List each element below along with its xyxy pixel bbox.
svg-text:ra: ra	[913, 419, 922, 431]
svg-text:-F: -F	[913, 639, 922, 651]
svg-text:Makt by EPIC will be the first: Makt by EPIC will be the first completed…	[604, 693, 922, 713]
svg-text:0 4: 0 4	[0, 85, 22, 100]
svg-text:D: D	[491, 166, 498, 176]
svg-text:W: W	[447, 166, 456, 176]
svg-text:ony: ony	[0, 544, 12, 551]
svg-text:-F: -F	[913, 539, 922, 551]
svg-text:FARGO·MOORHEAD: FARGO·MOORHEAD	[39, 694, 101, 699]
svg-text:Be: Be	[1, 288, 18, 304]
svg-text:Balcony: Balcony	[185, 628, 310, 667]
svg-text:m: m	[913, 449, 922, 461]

__Stated goal__:
Please write these lines as a JSON list of strings, one string per line, with blank lines left out.

__Answer to this exercise__:
[
  "List each element below along with its xyxy pixel bbox.",
  "svg-text:ra: ra\t[913, 419, 922, 431]",
  "svg-text:-F: -F\t[913, 639, 922, 651]",
  "svg-text:Makt by EPIC will be the first: Makt by EPIC will be the first completed…\t[604, 693, 922, 713]",
  "svg-text:0 4: 0 4\t[0, 85, 22, 100]",
  "svg-text:D: D\t[491, 166, 498, 176]",
  "svg-text:W: W\t[447, 166, 456, 176]",
  "svg-text:ony: ony\t[0, 544, 12, 551]",
  "svg-text:-F: -F\t[913, 539, 922, 551]",
  "svg-text:FARGO·MOORHEAD: FARGO·MOORHEAD\t[39, 694, 101, 699]",
  "svg-text:Be: Be\t[1, 288, 18, 304]",
  "svg-text:Balcony: Balcony\t[185, 628, 310, 667]",
  "svg-text:m: m\t[913, 449, 922, 461]"
]